━━━ Dataset entries ━━━

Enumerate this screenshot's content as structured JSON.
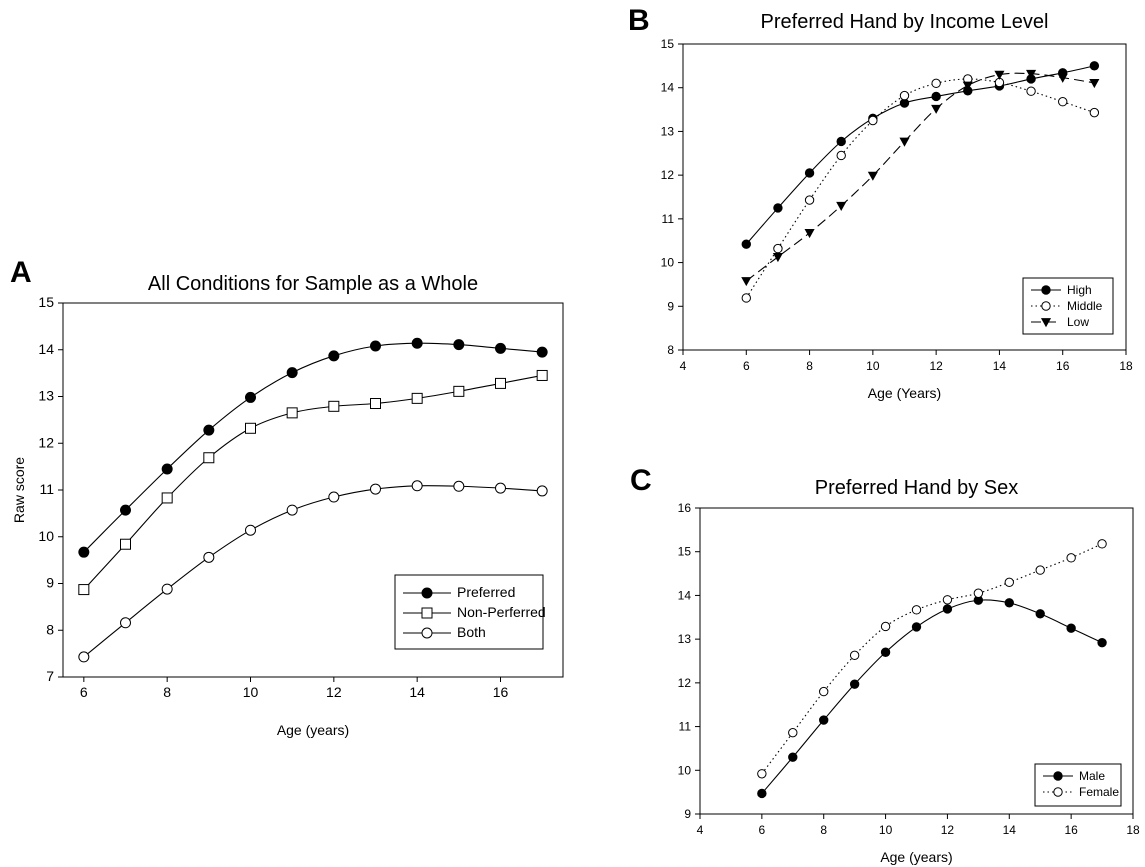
{
  "chart_data": [
    {
      "id": "A",
      "panel_label": "A",
      "type": "line",
      "title": "All Conditions for Sample as a Whole",
      "xlabel": "Age (years)",
      "ylabel": "Raw score",
      "xlim": [
        5.5,
        17.5
      ],
      "ylim": [
        7,
        15
      ],
      "xticks": [
        6,
        8,
        10,
        12,
        14,
        16
      ],
      "yticks": [
        7,
        8,
        9,
        10,
        11,
        12,
        13,
        14,
        15
      ],
      "grid": false,
      "legend_position": "bottom-right",
      "series": [
        {
          "name": "Preferred",
          "marker": "filled-circle",
          "line": "solid",
          "x": [
            6,
            7,
            8,
            9,
            10,
            11,
            12,
            13,
            14,
            15,
            16,
            17
          ],
          "y": [
            9.67,
            10.57,
            11.45,
            12.28,
            12.98,
            13.51,
            13.87,
            14.08,
            14.14,
            14.11,
            14.03,
            13.95
          ]
        },
        {
          "name": "Non-Perferred",
          "marker": "open-square",
          "line": "solid",
          "x": [
            6,
            7,
            8,
            9,
            10,
            11,
            12,
            13,
            14,
            15,
            16,
            17
          ],
          "y": [
            8.87,
            9.84,
            10.83,
            11.69,
            12.32,
            12.65,
            12.79,
            12.85,
            12.96,
            13.11,
            13.28,
            13.45
          ]
        },
        {
          "name": "Both",
          "marker": "open-circle",
          "line": "solid",
          "x": [
            6,
            7,
            8,
            9,
            10,
            11,
            12,
            13,
            14,
            15,
            16,
            17
          ],
          "y": [
            7.43,
            8.16,
            8.88,
            9.56,
            10.14,
            10.57,
            10.85,
            11.02,
            11.09,
            11.08,
            11.04,
            10.98
          ]
        }
      ]
    },
    {
      "id": "B",
      "panel_label": "B",
      "type": "line",
      "title": "Preferred Hand by Income Level",
      "xlabel": "Age (Years)",
      "ylabel": "",
      "xlim": [
        4,
        18
      ],
      "ylim": [
        8,
        15
      ],
      "xticks": [
        4,
        6,
        8,
        10,
        12,
        14,
        16,
        18
      ],
      "yticks": [
        8,
        9,
        10,
        11,
        12,
        13,
        14,
        15
      ],
      "grid": false,
      "legend_position": "bottom-right",
      "series": [
        {
          "name": "High",
          "marker": "filled-circle",
          "line": "solid",
          "x": [
            6,
            7,
            8,
            9,
            10,
            11,
            12,
            13,
            14,
            15,
            16,
            17
          ],
          "y": [
            10.42,
            11.25,
            12.05,
            12.77,
            13.3,
            13.65,
            13.8,
            13.93,
            14.04,
            14.2,
            14.34,
            14.5
          ]
        },
        {
          "name": "Middle",
          "marker": "open-circle",
          "line": "dotted",
          "x": [
            6,
            7,
            8,
            9,
            10,
            11,
            12,
            13,
            14,
            15,
            16,
            17
          ],
          "y": [
            9.19,
            10.32,
            11.43,
            12.45,
            13.25,
            13.82,
            14.1,
            14.2,
            14.12,
            13.92,
            13.68,
            13.43
          ]
        },
        {
          "name": "Low",
          "marker": "filled-triangle-down",
          "line": "dashed",
          "x": [
            6,
            7,
            8,
            9,
            10,
            11,
            12,
            13,
            14,
            15,
            16,
            17
          ],
          "y": [
            9.58,
            10.13,
            10.68,
            11.3,
            11.99,
            12.77,
            13.52,
            14.05,
            14.3,
            14.32,
            14.23,
            14.11
          ]
        }
      ]
    },
    {
      "id": "C",
      "panel_label": "C",
      "type": "line",
      "title": "Preferred Hand by Sex",
      "xlabel": "Age (years)",
      "ylabel": "",
      "xlim": [
        4,
        18
      ],
      "ylim": [
        9,
        16
      ],
      "xticks": [
        4,
        6,
        8,
        10,
        12,
        14,
        16,
        18
      ],
      "yticks": [
        9,
        10,
        11,
        12,
        13,
        14,
        15,
        16
      ],
      "grid": false,
      "legend_position": "bottom-right",
      "series": [
        {
          "name": "Male",
          "marker": "filled-circle",
          "line": "solid",
          "x": [
            6,
            7,
            8,
            9,
            10,
            11,
            12,
            13,
            14,
            15,
            16,
            17
          ],
          "y": [
            9.47,
            10.3,
            11.15,
            11.97,
            12.7,
            13.28,
            13.69,
            13.89,
            13.83,
            13.58,
            13.25,
            12.92
          ]
        },
        {
          "name": "Female",
          "marker": "open-circle",
          "line": "dotted",
          "x": [
            6,
            7,
            8,
            9,
            10,
            11,
            12,
            13,
            14,
            15,
            16,
            17
          ],
          "y": [
            9.92,
            10.86,
            11.8,
            12.63,
            13.29,
            13.67,
            13.9,
            14.05,
            14.3,
            14.58,
            14.86,
            15.18
          ]
        }
      ]
    }
  ]
}
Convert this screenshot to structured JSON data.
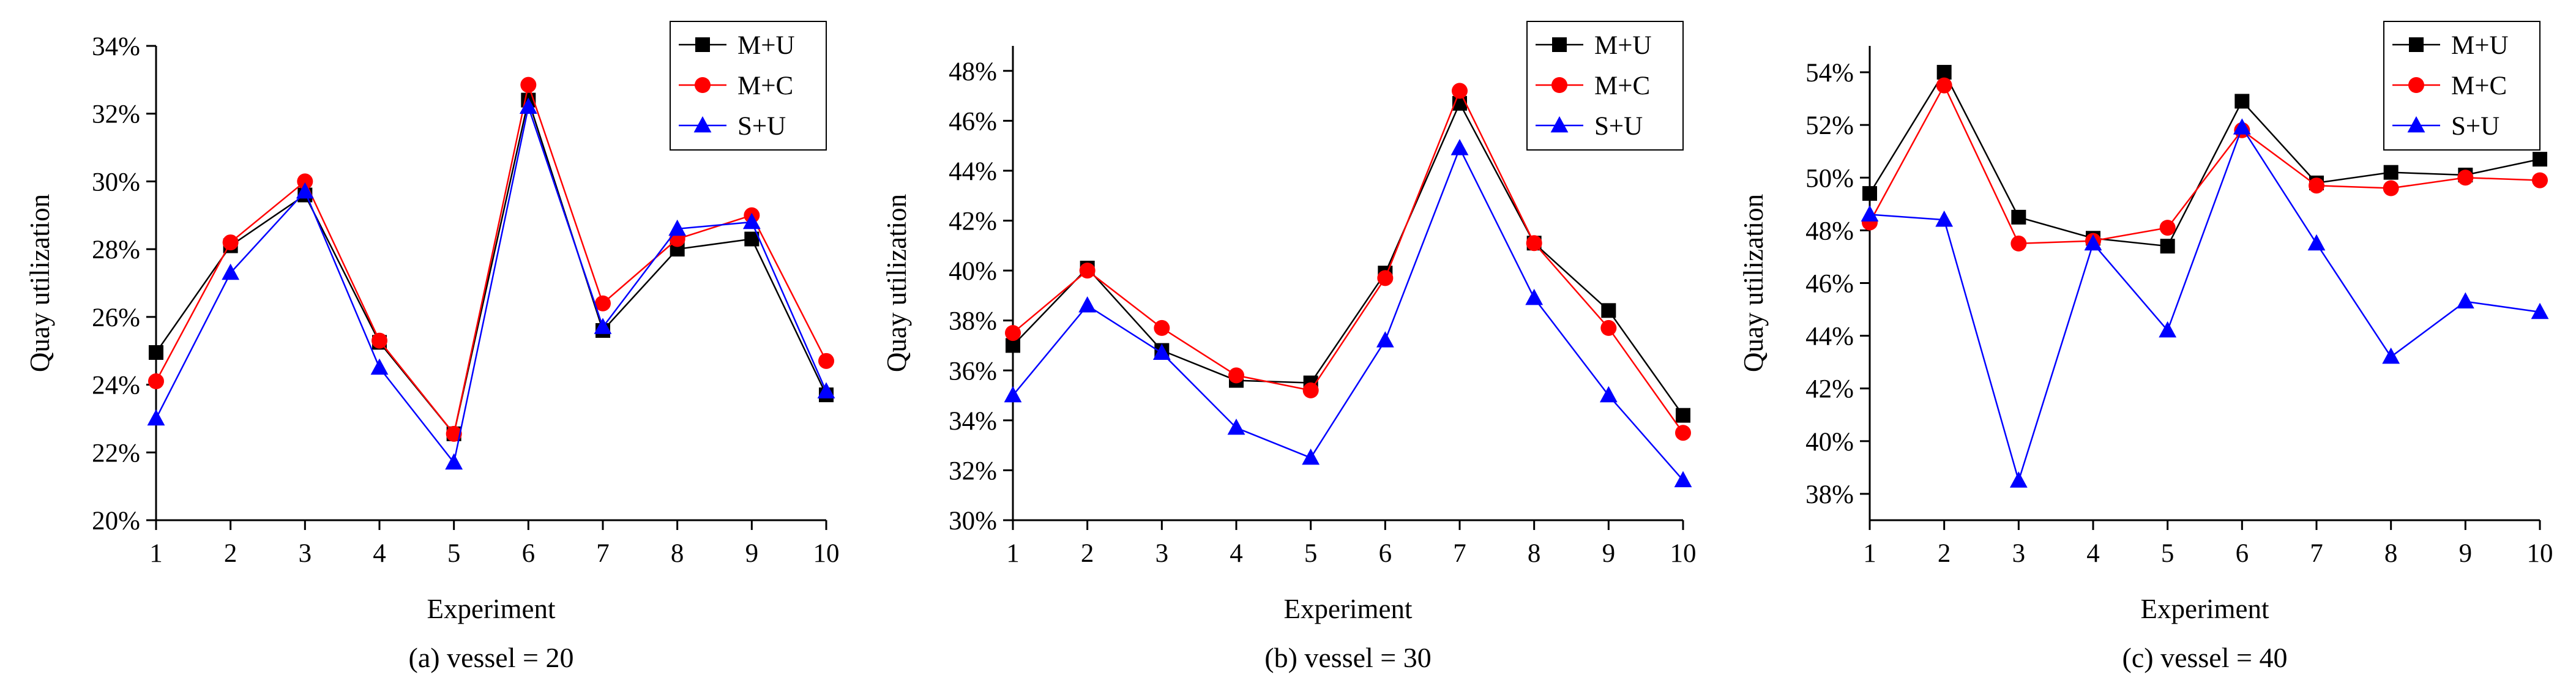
{
  "chart_data": [
    {
      "type": "line",
      "caption": "(a) vessel = 20",
      "xlabel": "Experiment",
      "ylabel": "Quay utilization",
      "x": [
        1,
        2,
        3,
        4,
        5,
        6,
        7,
        8,
        9,
        10
      ],
      "x_tick_labels": [
        "1",
        "2",
        "3",
        "4",
        "5",
        "6",
        "7",
        "8",
        "9",
        "10"
      ],
      "ylim": [
        20,
        34
      ],
      "y_ticks": [
        20,
        22,
        24,
        26,
        28,
        30,
        32,
        34
      ],
      "y_tick_labels": [
        "20%",
        "22%",
        "24%",
        "26%",
        "28%",
        "30%",
        "32%",
        "34%"
      ],
      "legend_position": "top-right",
      "series": [
        {
          "name": "M+U",
          "color": "#000000",
          "marker": "square",
          "values": [
            24.95,
            28.1,
            29.6,
            25.25,
            22.55,
            32.4,
            25.6,
            28.0,
            28.3,
            23.7
          ]
        },
        {
          "name": "M+C",
          "color": "#ff0000",
          "marker": "circle",
          "values": [
            24.1,
            28.2,
            30.0,
            25.3,
            22.55,
            32.85,
            26.4,
            28.3,
            29.0,
            24.7
          ]
        },
        {
          "name": "S+U",
          "color": "#0000ff",
          "marker": "triangle",
          "values": [
            23.0,
            27.3,
            29.7,
            24.5,
            21.7,
            32.2,
            25.7,
            28.6,
            28.8,
            23.8
          ]
        }
      ]
    },
    {
      "type": "line",
      "caption": "(b) vessel = 30",
      "xlabel": "Experiment",
      "ylabel": "Quay utilization",
      "x": [
        1,
        2,
        3,
        4,
        5,
        6,
        7,
        8,
        9,
        10
      ],
      "x_tick_labels": [
        "1",
        "2",
        "3",
        "4",
        "5",
        "6",
        "7",
        "8",
        "9",
        "10"
      ],
      "ylim": [
        30,
        49
      ],
      "y_ticks": [
        30,
        32,
        34,
        36,
        38,
        40,
        42,
        44,
        46,
        48
      ],
      "y_tick_labels": [
        "30%",
        "32%",
        "34%",
        "36%",
        "38%",
        "40%",
        "42%",
        "44%",
        "46%",
        "48%"
      ],
      "legend_position": "top-right",
      "series": [
        {
          "name": "M+U",
          "color": "#000000",
          "marker": "square",
          "values": [
            37.0,
            40.1,
            36.8,
            35.6,
            35.5,
            39.9,
            46.7,
            41.1,
            38.4,
            34.2
          ]
        },
        {
          "name": "M+C",
          "color": "#ff0000",
          "marker": "circle",
          "values": [
            37.5,
            40.0,
            37.7,
            35.8,
            35.2,
            39.7,
            47.2,
            41.1,
            37.7,
            33.5
          ]
        },
        {
          "name": "S+U",
          "color": "#0000ff",
          "marker": "triangle",
          "values": [
            35.0,
            38.6,
            36.7,
            33.7,
            32.5,
            37.2,
            44.9,
            38.9,
            35.0,
            31.6
          ]
        }
      ]
    },
    {
      "type": "line",
      "caption": "(c) vessel = 40",
      "xlabel": "Experiment",
      "ylabel": "Quay utilization",
      "x": [
        1,
        2,
        3,
        4,
        5,
        6,
        7,
        8,
        9,
        10
      ],
      "x_tick_labels": [
        "1",
        "2",
        "3",
        "4",
        "5",
        "6",
        "7",
        "8",
        "9",
        "10"
      ],
      "ylim": [
        37,
        55
      ],
      "y_ticks": [
        38,
        40,
        42,
        44,
        46,
        48,
        50,
        52,
        54
      ],
      "y_tick_labels": [
        "38%",
        "40%",
        "42%",
        "44%",
        "46%",
        "48%",
        "50%",
        "52%",
        "54%"
      ],
      "legend_position": "top-right",
      "series": [
        {
          "name": "M+U",
          "color": "#000000",
          "marker": "square",
          "values": [
            49.4,
            54.0,
            48.5,
            47.7,
            47.4,
            52.9,
            49.8,
            50.2,
            50.1,
            50.7
          ]
        },
        {
          "name": "M+C",
          "color": "#ff0000",
          "marker": "circle",
          "values": [
            48.3,
            53.5,
            47.5,
            47.6,
            48.1,
            51.8,
            49.7,
            49.6,
            50.0,
            49.9
          ]
        },
        {
          "name": "S+U",
          "color": "#0000ff",
          "marker": "triangle",
          "values": [
            48.6,
            48.4,
            38.5,
            47.5,
            44.2,
            51.9,
            47.5,
            43.2,
            45.3,
            44.9
          ]
        }
      ]
    }
  ]
}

━━━

■ **Written task**: Sift through the entries and copy every line with "caption".

■ **Exercise solution**:
      "caption": "(a) vessel = 20",
      "caption": "(b) vessel = 30",
      "caption": "(c) vessel = 40",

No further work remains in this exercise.